━━ Data records ━━

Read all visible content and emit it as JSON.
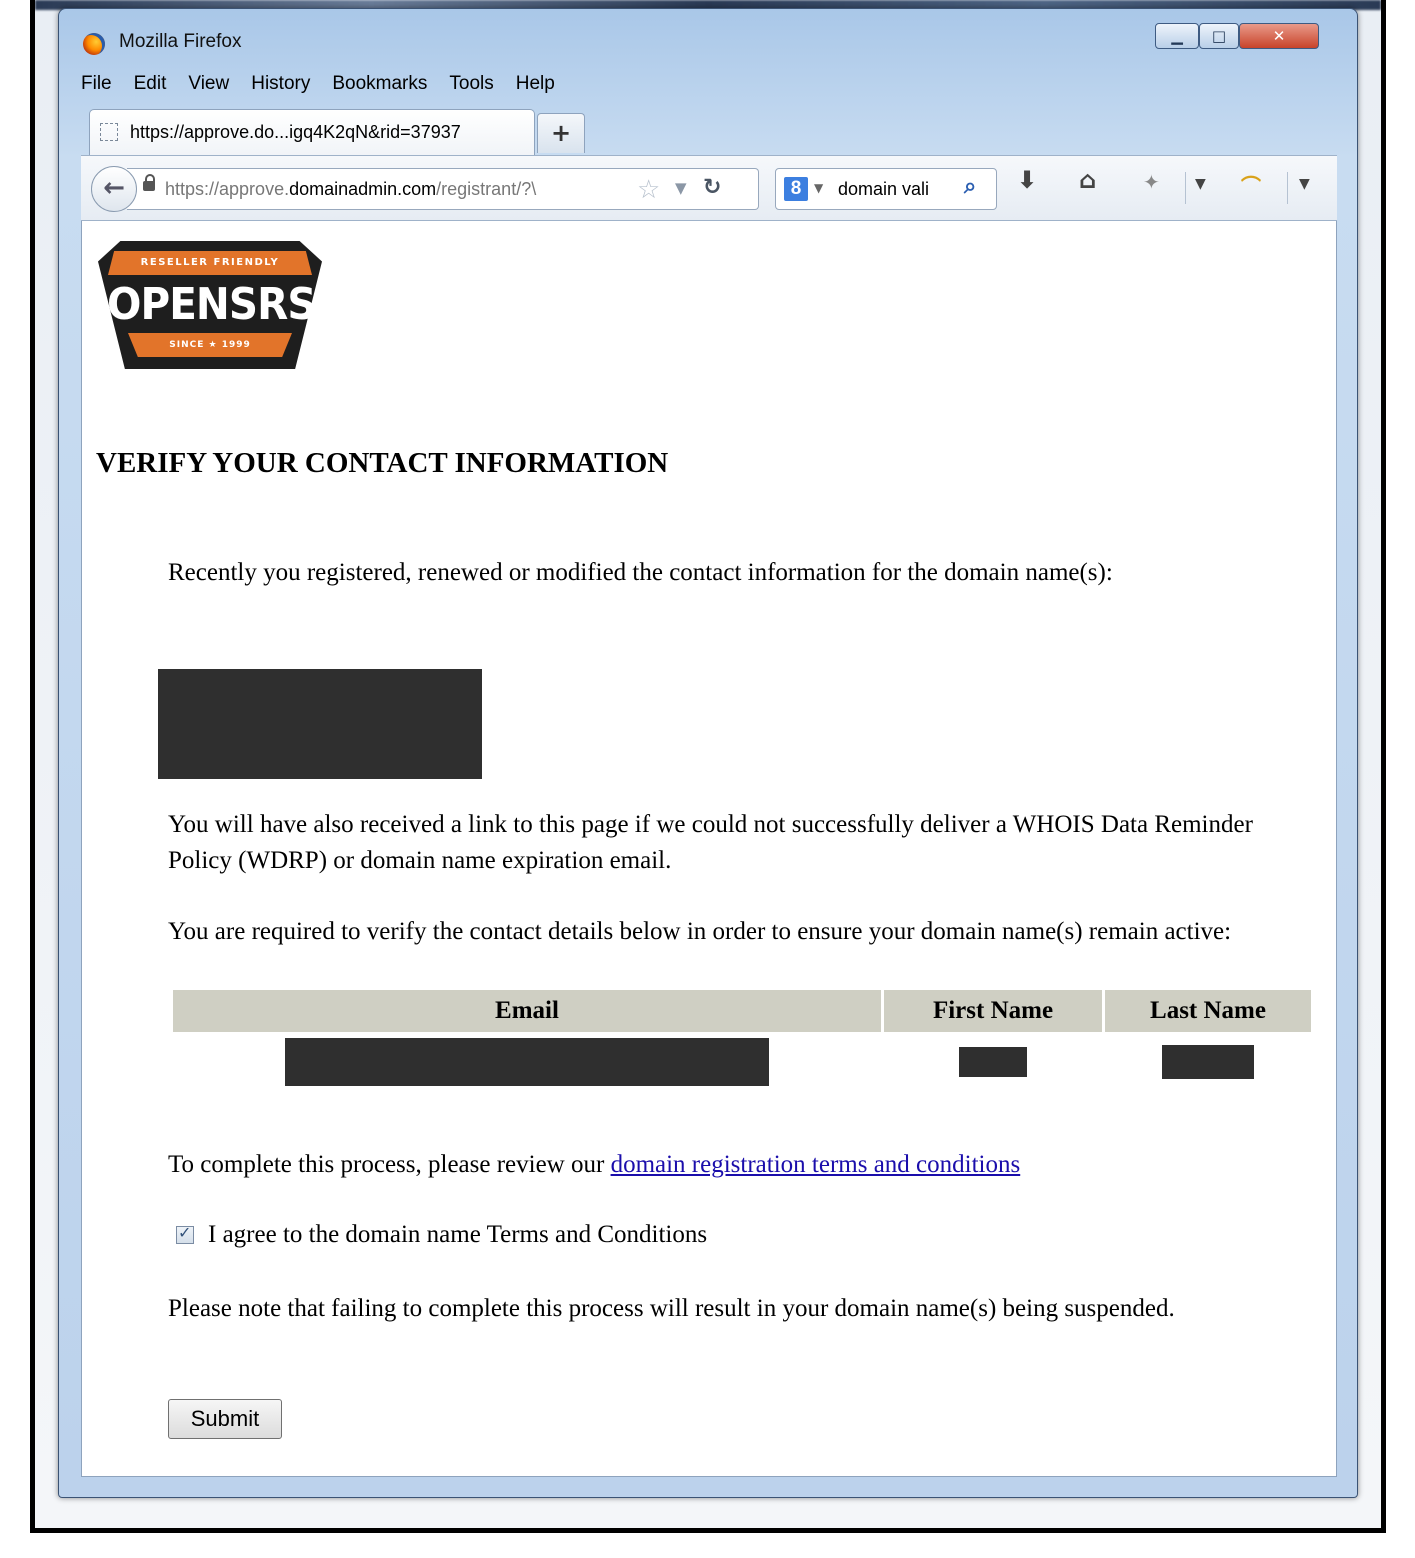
{
  "window": {
    "title": "Mozilla Firefox",
    "controls": {
      "minimize": "▁",
      "maximize": "□",
      "close": "✕"
    }
  },
  "menu": [
    "File",
    "Edit",
    "View",
    "History",
    "Bookmarks",
    "Tools",
    "Help"
  ],
  "tab": {
    "title": "https://approve.do...igq4K2qN&rid=37937",
    "new_tab": "+"
  },
  "navbar": {
    "url_prefix": "https://approve.",
    "url_domain": "domainadmin.com",
    "url_path": "/registrant/?\\",
    "search_engine_icon": "8",
    "search_text": "domain vali"
  },
  "icons": {
    "back": "back-arrow-icon",
    "lock": "lock-icon",
    "bookmark": "star-icon",
    "reload": "reload-icon",
    "search": "magnifier-icon",
    "download": "download-icon",
    "home": "home-icon",
    "addon": "addon-icon",
    "rainbow": "rainbow-icon"
  },
  "logo": {
    "top": "RESELLER FRIENDLY",
    "brand": "OPENSRS",
    "bottom": "SINCE ★ 1999"
  },
  "page": {
    "heading": "VERIFY YOUR CONTACT INFORMATION",
    "intro": "Recently you registered, renewed or modified the contact information for the domain name(s):",
    "wdrp": "You will have also received a link to this page if we could not successfully deliver a WHOIS Data Reminder Policy (WDRP) or domain name expiration email.",
    "required": "You are required to verify the contact details below in order to ensure your domain name(s) remain active:",
    "table": {
      "headers": [
        "Email",
        "First Name",
        "Last Name"
      ]
    },
    "review_text": "To complete this process, please review our ",
    "review_link": "domain registration terms and conditions",
    "agree_label": "I agree to the domain name Terms and Conditions",
    "agree_checked": true,
    "note": "Please note that failing to complete this process will result in your domain name(s) being suspended.",
    "submit": "Submit"
  }
}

━━━

> _Work to be completed_: Write out every line of the data that holds the word "will".

> _Exercise answer_:
    "wdrp": "You will have also received a link to this page if we could not successfully deliver a WHOIS Data Reminder Policy (WDRP) or domain name expiration email.",
    "note": "Please note that failing to complete this process will result in your domain name(s) being suspended.",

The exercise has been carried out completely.